__WRITTEN INSTRUCTION__
Set down all of the entries word for word, omitting the images they contain.

Dataset items:
*****

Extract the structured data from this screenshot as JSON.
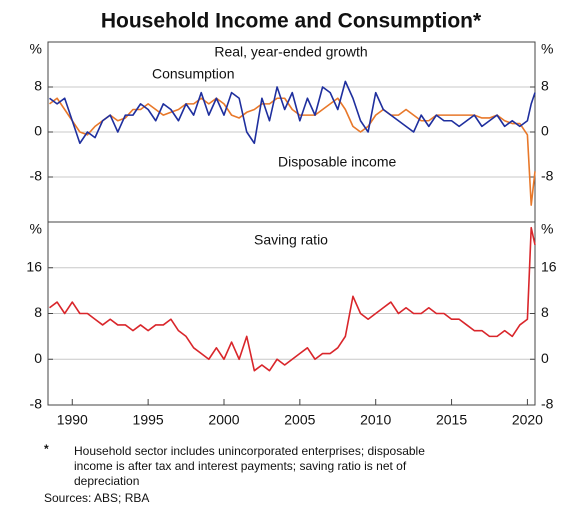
{
  "chart_data": [
    {
      "type": "line",
      "title": "Household Income and Consumption*",
      "subtitle": "Real, year-ended growth",
      "x": [
        1988.5,
        1989,
        1989.5,
        1990,
        1990.5,
        1991,
        1991.5,
        1992,
        1992.5,
        1993,
        1993.5,
        1994,
        1994.5,
        1995,
        1995.5,
        1996,
        1996.5,
        1997,
        1997.5,
        1998,
        1998.5,
        1999,
        1999.5,
        2000,
        2000.5,
        2001,
        2001.5,
        2002,
        2002.5,
        2003,
        2003.5,
        2004,
        2004.5,
        2005,
        2005.5,
        2006,
        2006.5,
        2007,
        2007.5,
        2008,
        2008.5,
        2009,
        2009.5,
        2010,
        2010.5,
        2011,
        2011.5,
        2012,
        2012.5,
        2013,
        2013.5,
        2014,
        2014.5,
        2015,
        2015.5,
        2016,
        2016.5,
        2017,
        2017.5,
        2018,
        2018.5,
        2019,
        2019.5,
        2020,
        2020.25,
        2020.5
      ],
      "series": [
        {
          "name": "Consumption",
          "color": "#e8782a",
          "values": [
            5,
            6,
            4,
            2,
            0,
            -0.5,
            1,
            2,
            3,
            2,
            2.5,
            4,
            4,
            5,
            4,
            3,
            3.5,
            4,
            5,
            5,
            6,
            5,
            6,
            5,
            3,
            2.5,
            3.5,
            4,
            5,
            5,
            6,
            6,
            4,
            3,
            3,
            3,
            4,
            5,
            6,
            4,
            1,
            0,
            1,
            3,
            4,
            3,
            3,
            4,
            3,
            2,
            2,
            3,
            3,
            3,
            3,
            3,
            3,
            2.5,
            2.5,
            3,
            2,
            1.5,
            1.5,
            -0.5,
            -13,
            -7
          ]
        },
        {
          "name": "Disposable income",
          "color": "#1f2f9e",
          "values": [
            6,
            5,
            6,
            2,
            -2,
            0,
            -1,
            2,
            3,
            0,
            3,
            3,
            5,
            4,
            2,
            5,
            4,
            2,
            5,
            3,
            7,
            3,
            6,
            3,
            7,
            6,
            0,
            -2,
            6,
            2,
            8,
            4,
            7,
            2,
            6,
            3,
            8,
            7,
            4,
            9,
            6,
            2,
            0,
            7,
            4,
            3,
            2,
            1,
            0,
            3,
            1,
            3,
            2,
            2,
            1,
            2,
            3,
            1,
            2,
            3,
            1,
            2,
            1,
            2,
            5,
            7
          ]
        }
      ],
      "xlim": [
        1988.4,
        2020.5
      ],
      "ylim": [
        -16,
        16
      ],
      "yticks": [
        {
          "value": 16,
          "label": "%"
        },
        8,
        0,
        -8
      ],
      "grid": true
    },
    {
      "type": "line",
      "x": [
        1988.5,
        1989,
        1989.5,
        1990,
        1990.5,
        1991,
        1991.5,
        1992,
        1992.5,
        1993,
        1993.5,
        1994,
        1994.5,
        1995,
        1995.5,
        1996,
        1996.5,
        1997,
        1997.5,
        1998,
        1998.5,
        1999,
        1999.5,
        2000,
        2000.5,
        2001,
        2001.5,
        2002,
        2002.5,
        2003,
        2003.5,
        2004,
        2004.5,
        2005,
        2005.5,
        2006,
        2006.5,
        2007,
        2007.5,
        2008,
        2008.5,
        2009,
        2009.5,
        2010,
        2010.5,
        2011,
        2011.5,
        2012,
        2012.5,
        2013,
        2013.5,
        2014,
        2014.5,
        2015,
        2015.5,
        2016,
        2016.5,
        2017,
        2017.5,
        2018,
        2018.5,
        2019,
        2019.5,
        2020,
        2020.25,
        2020.5
      ],
      "series": [
        {
          "name": "Saving ratio",
          "color": "#d9262b",
          "values": [
            9,
            10,
            8,
            10,
            8,
            8,
            7,
            6,
            7,
            6,
            6,
            5,
            6,
            5,
            6,
            6,
            7,
            5,
            4,
            2,
            1,
            0,
            2,
            0,
            3,
            0,
            4,
            -2,
            -1,
            -2,
            0,
            -1,
            0,
            1,
            2,
            0,
            1,
            1,
            2,
            4,
            11,
            8,
            7,
            8,
            9,
            10,
            8,
            9,
            8,
            8,
            9,
            8,
            8,
            7,
            7,
            6,
            5,
            5,
            4,
            4,
            5,
            4,
            6,
            7,
            23,
            20
          ]
        }
      ],
      "xlim": [
        1988.4,
        2020.5
      ],
      "ylim": [
        -8,
        24
      ],
      "xticks": [
        1990,
        1995,
        2000,
        2005,
        2010,
        2015,
        2020
      ],
      "yticks": [
        {
          "value": 24,
          "label": "%"
        },
        16,
        8,
        0,
        -8
      ],
      "grid": true
    }
  ],
  "notes": {
    "marker": "*",
    "lines": [
      "Household sector includes unincorporated enterprises; disposable",
      "income is after tax and interest payments; saving ratio is net of",
      "depreciation"
    ],
    "source": "Sources: ABS; RBA"
  }
}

*****

__PROBLEM SOLUTION__
Extract the structured data from this screenshot as JSON.
{
  "chart_data": [
    {
      "type": "line",
      "title": "Household Income and Consumption*",
      "subtitle": "Real, year-ended growth",
      "x": [
        1988.5,
        1989,
        1989.5,
        1990,
        1990.5,
        1991,
        1991.5,
        1992,
        1992.5,
        1993,
        1993.5,
        1994,
        1994.5,
        1995,
        1995.5,
        1996,
        1996.5,
        1997,
        1997.5,
        1998,
        1998.5,
        1999,
        1999.5,
        2000,
        2000.5,
        2001,
        2001.5,
        2002,
        2002.5,
        2003,
        2003.5,
        2004,
        2004.5,
        2005,
        2005.5,
        2006,
        2006.5,
        2007,
        2007.5,
        2008,
        2008.5,
        2009,
        2009.5,
        2010,
        2010.5,
        2011,
        2011.5,
        2012,
        2012.5,
        2013,
        2013.5,
        2014,
        2014.5,
        2015,
        2015.5,
        2016,
        2016.5,
        2017,
        2017.5,
        2018,
        2018.5,
        2019,
        2019.5,
        2020,
        2020.25,
        2020.5
      ],
      "series": [
        {
          "name": "Consumption",
          "color": "#e8782a",
          "values": [
            5,
            6,
            4,
            2,
            0,
            -0.5,
            1,
            2,
            3,
            2,
            2.5,
            4,
            4,
            5,
            4,
            3,
            3.5,
            4,
            5,
            5,
            6,
            5,
            6,
            5,
            3,
            2.5,
            3.5,
            4,
            5,
            5,
            6,
            6,
            4,
            3,
            3,
            3,
            4,
            5,
            6,
            4,
            1,
            0,
            1,
            3,
            4,
            3,
            3,
            4,
            3,
            2,
            2,
            3,
            3,
            3,
            3,
            3,
            3,
            2.5,
            2.5,
            3,
            2,
            1.5,
            1.5,
            -0.5,
            -13,
            -7
          ]
        },
        {
          "name": "Disposable income",
          "color": "#1f2f9e",
          "values": [
            6,
            5,
            6,
            2,
            -2,
            0,
            -1,
            2,
            3,
            0,
            3,
            3,
            5,
            4,
            2,
            5,
            4,
            2,
            5,
            3,
            7,
            3,
            6,
            3,
            7,
            6,
            0,
            -2,
            6,
            2,
            8,
            4,
            7,
            2,
            6,
            3,
            8,
            7,
            4,
            9,
            6,
            2,
            0,
            7,
            4,
            3,
            2,
            1,
            0,
            3,
            1,
            3,
            2,
            2,
            1,
            2,
            3,
            1,
            2,
            3,
            1,
            2,
            1,
            2,
            5,
            7
          ]
        }
      ],
      "xlim": [
        1988.4,
        2020.5
      ],
      "ylim": [
        -16,
        16
      ],
      "yticks": [
        {
          "value": 16,
          "label": "%"
        },
        8,
        0,
        -8
      ],
      "grid": true
    },
    {
      "type": "line",
      "x": [
        1988.5,
        1989,
        1989.5,
        1990,
        1990.5,
        1991,
        1991.5,
        1992,
        1992.5,
        1993,
        1993.5,
        1994,
        1994.5,
        1995,
        1995.5,
        1996,
        1996.5,
        1997,
        1997.5,
        1998,
        1998.5,
        1999,
        1999.5,
        2000,
        2000.5,
        2001,
        2001.5,
        2002,
        2002.5,
        2003,
        2003.5,
        2004,
        2004.5,
        2005,
        2005.5,
        2006,
        2006.5,
        2007,
        2007.5,
        2008,
        2008.5,
        2009,
        2009.5,
        2010,
        2010.5,
        2011,
        2011.5,
        2012,
        2012.5,
        2013,
        2013.5,
        2014,
        2014.5,
        2015,
        2015.5,
        2016,
        2016.5,
        2017,
        2017.5,
        2018,
        2018.5,
        2019,
        2019.5,
        2020,
        2020.25,
        2020.5
      ],
      "series": [
        {
          "name": "Saving ratio",
          "color": "#d9262b",
          "values": [
            9,
            10,
            8,
            10,
            8,
            8,
            7,
            6,
            7,
            6,
            6,
            5,
            6,
            5,
            6,
            6,
            7,
            5,
            4,
            2,
            1,
            0,
            2,
            0,
            3,
            0,
            4,
            -2,
            -1,
            -2,
            0,
            -1,
            0,
            1,
            2,
            0,
            1,
            1,
            2,
            4,
            11,
            8,
            7,
            8,
            9,
            10,
            8,
            9,
            8,
            8,
            9,
            8,
            8,
            7,
            7,
            6,
            5,
            5,
            4,
            4,
            5,
            4,
            6,
            7,
            23,
            20
          ]
        }
      ],
      "xlim": [
        1988.4,
        2020.5
      ],
      "ylim": [
        -8,
        24
      ],
      "xticks": [
        1990,
        1995,
        2000,
        2005,
        2010,
        2015,
        2020
      ],
      "yticks": [
        {
          "value": 24,
          "label": "%"
        },
        16,
        8,
        0,
        -8
      ],
      "grid": true
    }
  ],
  "notes": {
    "marker": "*",
    "lines": [
      "Household sector includes unincorporated enterprises; disposable",
      "income is after tax and interest payments; saving ratio is net of",
      "depreciation"
    ],
    "source": "Sources: ABS; RBA"
  }
}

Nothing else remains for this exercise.